----- MATERIAL FOR THIS EXERCISE

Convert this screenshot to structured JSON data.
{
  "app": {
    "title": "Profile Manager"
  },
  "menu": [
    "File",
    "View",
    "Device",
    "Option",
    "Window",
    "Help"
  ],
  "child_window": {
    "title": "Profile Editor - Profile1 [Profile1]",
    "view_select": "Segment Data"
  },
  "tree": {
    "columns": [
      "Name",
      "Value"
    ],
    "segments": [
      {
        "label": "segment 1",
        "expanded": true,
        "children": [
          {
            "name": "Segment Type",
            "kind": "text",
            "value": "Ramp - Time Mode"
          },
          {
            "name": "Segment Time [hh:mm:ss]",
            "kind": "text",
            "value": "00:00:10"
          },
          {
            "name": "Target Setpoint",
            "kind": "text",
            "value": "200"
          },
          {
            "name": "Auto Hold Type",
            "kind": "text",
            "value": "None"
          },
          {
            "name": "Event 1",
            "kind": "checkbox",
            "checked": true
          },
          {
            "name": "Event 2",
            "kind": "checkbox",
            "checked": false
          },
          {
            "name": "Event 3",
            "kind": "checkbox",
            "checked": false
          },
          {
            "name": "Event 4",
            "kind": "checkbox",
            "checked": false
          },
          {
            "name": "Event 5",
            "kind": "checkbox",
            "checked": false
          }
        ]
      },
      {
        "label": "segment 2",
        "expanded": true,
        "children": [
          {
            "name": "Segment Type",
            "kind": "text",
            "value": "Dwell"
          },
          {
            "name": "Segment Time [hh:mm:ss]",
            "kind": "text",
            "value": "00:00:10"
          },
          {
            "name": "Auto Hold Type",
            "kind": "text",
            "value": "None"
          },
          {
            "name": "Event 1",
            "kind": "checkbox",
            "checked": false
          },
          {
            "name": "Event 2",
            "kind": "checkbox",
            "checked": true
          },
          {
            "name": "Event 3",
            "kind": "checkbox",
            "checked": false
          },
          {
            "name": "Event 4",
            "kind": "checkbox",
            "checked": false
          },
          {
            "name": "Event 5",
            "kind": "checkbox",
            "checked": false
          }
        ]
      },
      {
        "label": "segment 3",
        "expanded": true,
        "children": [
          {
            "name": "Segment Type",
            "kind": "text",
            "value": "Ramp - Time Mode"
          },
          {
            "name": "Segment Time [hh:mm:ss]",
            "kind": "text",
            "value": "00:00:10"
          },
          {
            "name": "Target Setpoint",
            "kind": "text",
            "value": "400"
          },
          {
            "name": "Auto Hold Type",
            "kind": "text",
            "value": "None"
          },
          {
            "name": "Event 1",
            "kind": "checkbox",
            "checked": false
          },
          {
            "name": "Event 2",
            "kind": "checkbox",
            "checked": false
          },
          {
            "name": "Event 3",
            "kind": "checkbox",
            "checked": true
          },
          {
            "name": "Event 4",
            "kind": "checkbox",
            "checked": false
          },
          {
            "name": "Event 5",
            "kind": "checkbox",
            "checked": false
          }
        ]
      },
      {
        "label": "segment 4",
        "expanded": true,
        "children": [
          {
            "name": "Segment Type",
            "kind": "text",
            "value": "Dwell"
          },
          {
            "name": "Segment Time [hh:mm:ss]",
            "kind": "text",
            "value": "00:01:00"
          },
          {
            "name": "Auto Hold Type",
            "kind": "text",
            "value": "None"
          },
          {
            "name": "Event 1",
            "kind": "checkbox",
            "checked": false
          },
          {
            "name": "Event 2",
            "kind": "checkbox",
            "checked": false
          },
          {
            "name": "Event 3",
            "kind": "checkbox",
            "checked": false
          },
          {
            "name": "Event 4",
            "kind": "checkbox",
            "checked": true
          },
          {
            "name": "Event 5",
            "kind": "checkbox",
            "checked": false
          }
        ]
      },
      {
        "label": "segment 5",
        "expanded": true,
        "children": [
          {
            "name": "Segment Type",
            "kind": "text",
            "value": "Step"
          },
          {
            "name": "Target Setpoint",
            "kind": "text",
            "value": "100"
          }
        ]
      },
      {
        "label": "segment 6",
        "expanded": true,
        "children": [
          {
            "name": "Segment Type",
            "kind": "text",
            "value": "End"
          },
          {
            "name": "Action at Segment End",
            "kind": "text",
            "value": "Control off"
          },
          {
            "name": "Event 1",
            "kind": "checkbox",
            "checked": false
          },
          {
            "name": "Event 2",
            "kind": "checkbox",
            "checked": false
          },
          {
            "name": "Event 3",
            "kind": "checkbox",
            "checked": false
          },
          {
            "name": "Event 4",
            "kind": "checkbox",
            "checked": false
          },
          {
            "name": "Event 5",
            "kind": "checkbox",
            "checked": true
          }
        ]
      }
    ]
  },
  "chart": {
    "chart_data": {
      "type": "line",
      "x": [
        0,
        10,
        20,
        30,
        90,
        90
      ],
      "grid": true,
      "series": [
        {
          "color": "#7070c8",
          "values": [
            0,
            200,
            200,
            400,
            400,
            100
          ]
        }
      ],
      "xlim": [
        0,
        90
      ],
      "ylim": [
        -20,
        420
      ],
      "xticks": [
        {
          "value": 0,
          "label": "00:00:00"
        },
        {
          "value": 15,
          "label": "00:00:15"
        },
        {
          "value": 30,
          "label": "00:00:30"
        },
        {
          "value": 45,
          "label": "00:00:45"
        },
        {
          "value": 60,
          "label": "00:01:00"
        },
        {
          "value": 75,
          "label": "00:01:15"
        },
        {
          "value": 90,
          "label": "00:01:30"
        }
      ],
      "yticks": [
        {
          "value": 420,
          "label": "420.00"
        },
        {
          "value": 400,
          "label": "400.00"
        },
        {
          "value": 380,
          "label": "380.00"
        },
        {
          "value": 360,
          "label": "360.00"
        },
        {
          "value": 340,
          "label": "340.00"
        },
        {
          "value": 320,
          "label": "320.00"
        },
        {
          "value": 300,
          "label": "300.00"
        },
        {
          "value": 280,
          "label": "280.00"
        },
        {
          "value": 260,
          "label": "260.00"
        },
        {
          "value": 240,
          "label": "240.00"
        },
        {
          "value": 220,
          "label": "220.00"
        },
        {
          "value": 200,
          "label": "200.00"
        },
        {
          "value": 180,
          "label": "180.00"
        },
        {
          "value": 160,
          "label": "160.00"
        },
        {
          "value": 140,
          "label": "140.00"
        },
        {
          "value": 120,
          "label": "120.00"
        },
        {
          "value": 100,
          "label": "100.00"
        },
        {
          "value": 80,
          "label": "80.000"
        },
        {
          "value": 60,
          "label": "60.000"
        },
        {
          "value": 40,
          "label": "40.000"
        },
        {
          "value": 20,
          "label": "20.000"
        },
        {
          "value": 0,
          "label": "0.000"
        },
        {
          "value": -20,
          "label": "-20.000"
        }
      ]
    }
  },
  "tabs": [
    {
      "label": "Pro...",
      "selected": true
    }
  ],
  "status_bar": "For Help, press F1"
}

----------

▸ **AIM**
Write out the complete set of records exactly as given.

▸ **TASK OUTPUT**
Convert this screenshot to structured JSON data.
{
  "app": {
    "title": "Profile Manager"
  },
  "menu": [
    "File",
    "View",
    "Device",
    "Option",
    "Window",
    "Help"
  ],
  "child_window": {
    "title": "Profile Editor - Profile1 [Profile1]",
    "view_select": "Segment Data"
  },
  "tree": {
    "columns": [
      "Name",
      "Value"
    ],
    "segments": [
      {
        "label": "segment 1",
        "expanded": true,
        "children": [
          {
            "name": "Segment Type",
            "kind": "text",
            "value": "Ramp - Time Mode"
          },
          {
            "name": "Segment Time [hh:mm:ss]",
            "kind": "text",
            "value": "00:00:10"
          },
          {
            "name": "Target Setpoint",
            "kind": "text",
            "value": "200"
          },
          {
            "name": "Auto Hold Type",
            "kind": "text",
            "value": "None"
          },
          {
            "name": "Event 1",
            "kind": "checkbox",
            "checked": true
          },
          {
            "name": "Event 2",
            "kind": "checkbox",
            "checked": false
          },
          {
            "name": "Event 3",
            "kind": "checkbox",
            "checked": false
          },
          {
            "name": "Event 4",
            "kind": "checkbox",
            "checked": false
          },
          {
            "name": "Event 5",
            "kind": "checkbox",
            "checked": false
          }
        ]
      },
      {
        "label": "segment 2",
        "expanded": true,
        "children": [
          {
            "name": "Segment Type",
            "kind": "text",
            "value": "Dwell"
          },
          {
            "name": "Segment Time [hh:mm:ss]",
            "kind": "text",
            "value": "00:00:10"
          },
          {
            "name": "Auto Hold Type",
            "kind": "text",
            "value": "None"
          },
          {
            "name": "Event 1",
            "kind": "checkbox",
            "checked": false
          },
          {
            "name": "Event 2",
            "kind": "checkbox",
            "checked": true
          },
          {
            "name": "Event 3",
            "kind": "checkbox",
            "checked": false
          },
          {
            "name": "Event 4",
            "kind": "checkbox",
            "checked": false
          },
          {
            "name": "Event 5",
            "kind": "checkbox",
            "checked": false
          }
        ]
      },
      {
        "label": "segment 3",
        "expanded": true,
        "children": [
          {
            "name": "Segment Type",
            "kind": "text",
            "value": "Ramp - Time Mode"
          },
          {
            "name": "Segment Time [hh:mm:ss]",
            "kind": "text",
            "value": "00:00:10"
          },
          {
            "name": "Target Setpoint",
            "kind": "text",
            "value": "400"
          },
          {
            "name": "Auto Hold Type",
            "kind": "text",
            "value": "None"
          },
          {
            "name": "Event 1",
            "kind": "checkbox",
            "checked": false
          },
          {
            "name": "Event 2",
            "kind": "checkbox",
            "checked": false
          },
          {
            "name": "Event 3",
            "kind": "checkbox",
            "checked": true
          },
          {
            "name": "Event 4",
            "kind": "checkbox",
            "checked": false
          },
          {
            "name": "Event 5",
            "kind": "checkbox",
            "checked": false
          }
        ]
      },
      {
        "label": "segment 4",
        "expanded": true,
        "children": [
          {
            "name": "Segment Type",
            "kind": "text",
            "value": "Dwell"
          },
          {
            "name": "Segment Time [hh:mm:ss]",
            "kind": "text",
            "value": "00:01:00"
          },
          {
            "name": "Auto Hold Type",
            "kind": "text",
            "value": "None"
          },
          {
            "name": "Event 1",
            "kind": "checkbox",
            "checked": false
          },
          {
            "name": "Event 2",
            "kind": "checkbox",
            "checked": false
          },
          {
            "name": "Event 3",
            "kind": "checkbox",
            "checked": false
          },
          {
            "name": "Event 4",
            "kind": "checkbox",
            "checked": true
          },
          {
            "name": "Event 5",
            "kind": "checkbox",
            "checked": false
          }
        ]
      },
      {
        "label": "segment 5",
        "expanded": true,
        "children": [
          {
            "name": "Segment Type",
            "kind": "text",
            "value": "Step"
          },
          {
            "name": "Target Setpoint",
            "kind": "text",
            "value": "100"
          }
        ]
      },
      {
        "label": "segment 6",
        "expanded": true,
        "children": [
          {
            "name": "Segment Type",
            "kind": "text",
            "value": "End"
          },
          {
            "name": "Action at Segment End",
            "kind": "text",
            "value": "Control off"
          },
          {
            "name": "Event 1",
            "kind": "checkbox",
            "checked": false
          },
          {
            "name": "Event 2",
            "kind": "checkbox",
            "checked": false
          },
          {
            "name": "Event 3",
            "kind": "checkbox",
            "checked": false
          },
          {
            "name": "Event 4",
            "kind": "checkbox",
            "checked": false
          },
          {
            "name": "Event 5",
            "kind": "checkbox",
            "checked": true
          }
        ]
      }
    ]
  },
  "chart": {
    "chart_data": {
      "type": "line",
      "x": [
        0,
        10,
        20,
        30,
        90,
        90
      ],
      "grid": true,
      "series": [
        {
          "color": "#7070c8",
          "values": [
            0,
            200,
            200,
            400,
            400,
            100
          ]
        }
      ],
      "xlim": [
        0,
        90
      ],
      "ylim": [
        -20,
        420
      ],
      "xticks": [
        {
          "value": 0,
          "label": "00:00:00"
        },
        {
          "value": 15,
          "label": "00:00:15"
        },
        {
          "value": 30,
          "label": "00:00:30"
        },
        {
          "value": 45,
          "label": "00:00:45"
        },
        {
          "value": 60,
          "label": "00:01:00"
        },
        {
          "value": 75,
          "label": "00:01:15"
        },
        {
          "value": 90,
          "label": "00:01:30"
        }
      ],
      "yticks": [
        {
          "value": 420,
          "label": "420.00"
        },
        {
          "value": 400,
          "label": "400.00"
        },
        {
          "value": 380,
          "label": "380.00"
        },
        {
          "value": 360,
          "label": "360.00"
        },
        {
          "value": 340,
          "label": "340.00"
        },
        {
          "value": 320,
          "label": "320.00"
        },
        {
          "value": 300,
          "label": "300.00"
        },
        {
          "value": 280,
          "label": "280.00"
        },
        {
          "value": 260,
          "label": "260.00"
        },
        {
          "value": 240,
          "label": "240.00"
        },
        {
          "value": 220,
          "label": "220.00"
        },
        {
          "value": 200,
          "label": "200.00"
        },
        {
          "value": 180,
          "label": "180.00"
        },
        {
          "value": 160,
          "label": "160.00"
        },
        {
          "value": 140,
          "label": "140.00"
        },
        {
          "value": 120,
          "label": "120.00"
        },
        {
          "value": 100,
          "label": "100.00"
        },
        {
          "value": 80,
          "label": "80.000"
        },
        {
          "value": 60,
          "label": "60.000"
        },
        {
          "value": 40,
          "label": "40.000"
        },
        {
          "value": 20,
          "label": "20.000"
        },
        {
          "value": 0,
          "label": "0.000"
        },
        {
          "value": -20,
          "label": "-20.000"
        }
      ]
    }
  },
  "tabs": [
    {
      "label": "Pro...",
      "selected": true
    }
  ],
  "status_bar": "For Help, press F1"
}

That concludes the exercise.